Required work —
Set down the whole listing verbatim.

Recorded information —
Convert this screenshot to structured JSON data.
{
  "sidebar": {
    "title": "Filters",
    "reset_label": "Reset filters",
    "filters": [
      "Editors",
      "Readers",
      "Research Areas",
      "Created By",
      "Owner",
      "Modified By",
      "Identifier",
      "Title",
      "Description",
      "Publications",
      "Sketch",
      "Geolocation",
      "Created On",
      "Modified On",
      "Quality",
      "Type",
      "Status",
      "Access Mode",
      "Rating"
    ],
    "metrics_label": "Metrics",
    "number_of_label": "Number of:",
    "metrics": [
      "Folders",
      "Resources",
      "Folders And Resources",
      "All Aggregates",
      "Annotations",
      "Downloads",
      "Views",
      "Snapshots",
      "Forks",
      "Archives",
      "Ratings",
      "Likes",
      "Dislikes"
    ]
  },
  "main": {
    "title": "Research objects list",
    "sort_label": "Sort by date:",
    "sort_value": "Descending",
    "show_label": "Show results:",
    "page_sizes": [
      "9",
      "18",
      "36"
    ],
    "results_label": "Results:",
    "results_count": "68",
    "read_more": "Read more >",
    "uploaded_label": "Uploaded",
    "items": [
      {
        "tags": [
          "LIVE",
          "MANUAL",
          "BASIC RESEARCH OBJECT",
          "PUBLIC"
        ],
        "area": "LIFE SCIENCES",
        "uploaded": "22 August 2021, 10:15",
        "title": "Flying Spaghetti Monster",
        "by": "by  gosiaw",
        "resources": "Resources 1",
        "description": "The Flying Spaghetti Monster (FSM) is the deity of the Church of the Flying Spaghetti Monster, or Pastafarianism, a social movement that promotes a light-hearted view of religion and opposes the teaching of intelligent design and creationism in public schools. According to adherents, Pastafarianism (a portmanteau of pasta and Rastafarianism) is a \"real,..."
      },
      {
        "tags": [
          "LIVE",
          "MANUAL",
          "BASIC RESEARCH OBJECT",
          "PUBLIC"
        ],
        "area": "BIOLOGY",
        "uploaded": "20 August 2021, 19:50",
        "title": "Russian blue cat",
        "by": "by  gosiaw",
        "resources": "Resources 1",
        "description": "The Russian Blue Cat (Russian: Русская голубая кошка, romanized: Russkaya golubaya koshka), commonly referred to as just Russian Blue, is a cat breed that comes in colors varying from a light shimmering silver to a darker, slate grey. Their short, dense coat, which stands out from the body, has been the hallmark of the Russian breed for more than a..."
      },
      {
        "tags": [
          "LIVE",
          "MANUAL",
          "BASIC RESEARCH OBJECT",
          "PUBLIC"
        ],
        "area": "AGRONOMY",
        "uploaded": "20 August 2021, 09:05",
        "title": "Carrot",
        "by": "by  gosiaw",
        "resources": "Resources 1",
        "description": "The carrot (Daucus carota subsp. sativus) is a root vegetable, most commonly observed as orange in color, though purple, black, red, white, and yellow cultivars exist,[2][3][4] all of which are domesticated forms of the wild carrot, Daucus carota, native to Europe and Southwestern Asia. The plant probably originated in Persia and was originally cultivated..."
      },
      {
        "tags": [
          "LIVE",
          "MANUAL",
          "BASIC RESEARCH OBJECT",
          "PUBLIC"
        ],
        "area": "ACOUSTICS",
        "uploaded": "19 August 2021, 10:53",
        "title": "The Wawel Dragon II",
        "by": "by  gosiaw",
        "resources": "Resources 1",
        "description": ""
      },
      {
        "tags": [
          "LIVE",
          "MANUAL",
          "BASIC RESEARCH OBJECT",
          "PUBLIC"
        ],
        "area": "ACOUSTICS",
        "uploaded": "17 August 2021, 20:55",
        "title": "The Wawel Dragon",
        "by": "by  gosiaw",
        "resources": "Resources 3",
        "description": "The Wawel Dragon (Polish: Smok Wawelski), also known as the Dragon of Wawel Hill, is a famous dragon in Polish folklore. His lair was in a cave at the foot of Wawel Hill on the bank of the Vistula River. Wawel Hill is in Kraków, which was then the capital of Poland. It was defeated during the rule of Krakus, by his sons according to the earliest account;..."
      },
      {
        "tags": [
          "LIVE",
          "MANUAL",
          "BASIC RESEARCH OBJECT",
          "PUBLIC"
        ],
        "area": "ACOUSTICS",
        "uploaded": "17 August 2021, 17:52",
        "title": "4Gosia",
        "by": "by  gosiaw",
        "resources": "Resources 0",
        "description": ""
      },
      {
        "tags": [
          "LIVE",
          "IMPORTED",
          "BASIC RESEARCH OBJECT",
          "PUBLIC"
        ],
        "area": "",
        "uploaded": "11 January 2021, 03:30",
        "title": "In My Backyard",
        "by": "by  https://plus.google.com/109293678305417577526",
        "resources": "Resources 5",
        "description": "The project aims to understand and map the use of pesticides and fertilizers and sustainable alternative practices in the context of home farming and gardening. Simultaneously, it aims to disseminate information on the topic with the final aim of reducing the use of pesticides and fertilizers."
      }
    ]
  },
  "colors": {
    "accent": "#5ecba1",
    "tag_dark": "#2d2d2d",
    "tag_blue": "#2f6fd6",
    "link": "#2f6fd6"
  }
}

Written solution —
Convert this screenshot to structured JSON data.
{
  "sidebar": {
    "title": "Filters",
    "reset_label": "Reset filters",
    "filters": [
      "Editors",
      "Readers",
      "Research Areas",
      "Created By",
      "Owner",
      "Modified By",
      "Identifier",
      "Title",
      "Description",
      "Publications",
      "Sketch",
      "Geolocation",
      "Created On",
      "Modified On",
      "Quality",
      "Type",
      "Status",
      "Access Mode",
      "Rating"
    ],
    "metrics_label": "Metrics",
    "number_of_label": "Number of:",
    "metrics": [
      "Folders",
      "Resources",
      "Folders And Resources",
      "All Aggregates",
      "Annotations",
      "Downloads",
      "Views",
      "Snapshots",
      "Forks",
      "Archives",
      "Ratings",
      "Likes",
      "Dislikes"
    ]
  },
  "main": {
    "title": "Research objects list",
    "sort_label": "Sort by date:",
    "sort_value": "Descending",
    "show_label": "Show results:",
    "page_sizes": [
      "9",
      "18",
      "36"
    ],
    "results_label": "Results:",
    "results_count": "68",
    "read_more": "Read more >",
    "uploaded_label": "Uploaded",
    "items": [
      {
        "tags": [
          "LIVE",
          "MANUAL",
          "BASIC RESEARCH OBJECT",
          "PUBLIC"
        ],
        "area": "LIFE SCIENCES",
        "uploaded": "22 August 2021, 10:15",
        "title": "Flying Spaghetti Monster",
        "by": "by  gosiaw",
        "resources": "Resources 1",
        "description": "The Flying Spaghetti Monster (FSM) is the deity of the Church of the Flying Spaghetti Monster, or Pastafarianism, a social movement that promotes a light-hearted view of religion and opposes the teaching of intelligent design and creationism in public schools. According to adherents, Pastafarianism (a portmanteau of pasta and Rastafarianism) is a \"real,..."
      },
      {
        "tags": [
          "LIVE",
          "MANUAL",
          "BASIC RESEARCH OBJECT",
          "PUBLIC"
        ],
        "area": "BIOLOGY",
        "uploaded": "20 August 2021, 19:50",
        "title": "Russian blue cat",
        "by": "by  gosiaw",
        "resources": "Resources 1",
        "description": "The Russian Blue Cat (Russian: Русская голубая кошка, romanized: Russkaya golubaya koshka), commonly referred to as just Russian Blue, is a cat breed that comes in colors varying from a light shimmering silver to a darker, slate grey. Their short, dense coat, which stands out from the body, has been the hallmark of the Russian breed for more than a..."
      },
      {
        "tags": [
          "LIVE",
          "MANUAL",
          "BASIC RESEARCH OBJECT",
          "PUBLIC"
        ],
        "area": "AGRONOMY",
        "uploaded": "20 August 2021, 09:05",
        "title": "Carrot",
        "by": "by  gosiaw",
        "resources": "Resources 1",
        "description": "The carrot (Daucus carota subsp. sativus) is a root vegetable, most commonly observed as orange in color, though purple, black, red, white, and yellow cultivars exist,[2][3][4] all of which are domesticated forms of the wild carrot, Daucus carota, native to Europe and Southwestern Asia. The plant probably originated in Persia and was originally cultivated..."
      },
      {
        "tags": [
          "LIVE",
          "MANUAL",
          "BASIC RESEARCH OBJECT",
          "PUBLIC"
        ],
        "area": "ACOUSTICS",
        "uploaded": "19 August 2021, 10:53",
        "title": "The Wawel Dragon II",
        "by": "by  gosiaw",
        "resources": "Resources 1",
        "description": ""
      },
      {
        "tags": [
          "LIVE",
          "MANUAL",
          "BASIC RESEARCH OBJECT",
          "PUBLIC"
        ],
        "area": "ACOUSTICS",
        "uploaded": "17 August 2021, 20:55",
        "title": "The Wawel Dragon",
        "by": "by  gosiaw",
        "resources": "Resources 3",
        "description": "The Wawel Dragon (Polish: Smok Wawelski), also known as the Dragon of Wawel Hill, is a famous dragon in Polish folklore. His lair was in a cave at the foot of Wawel Hill on the bank of the Vistula River. Wawel Hill is in Kraków, which was then the capital of Poland. It was defeated during the rule of Krakus, by his sons according to the earliest account;..."
      },
      {
        "tags": [
          "LIVE",
          "MANUAL",
          "BASIC RESEARCH OBJECT",
          "PUBLIC"
        ],
        "area": "ACOUSTICS",
        "uploaded": "17 August 2021, 17:52",
        "title": "4Gosia",
        "by": "by  gosiaw",
        "resources": "Resources 0",
        "description": ""
      },
      {
        "tags": [
          "LIVE",
          "IMPORTED",
          "BASIC RESEARCH OBJECT",
          "PUBLIC"
        ],
        "area": "",
        "uploaded": "11 January 2021, 03:30",
        "title": "In My Backyard",
        "by": "by  https://plus.google.com/109293678305417577526",
        "resources": "Resources 5",
        "description": "The project aims to understand and map the use of pesticides and fertilizers and sustainable alternative practices in the context of home farming and gardening. Simultaneously, it aims to disseminate information on the topic with the final aim of reducing the use of pesticides and fertilizers."
      }
    ]
  },
  "colors": {
    "accent": "#5ecba1",
    "tag_dark": "#2d2d2d",
    "tag_blue": "#2f6fd6",
    "link": "#2f6fd6"
  }
}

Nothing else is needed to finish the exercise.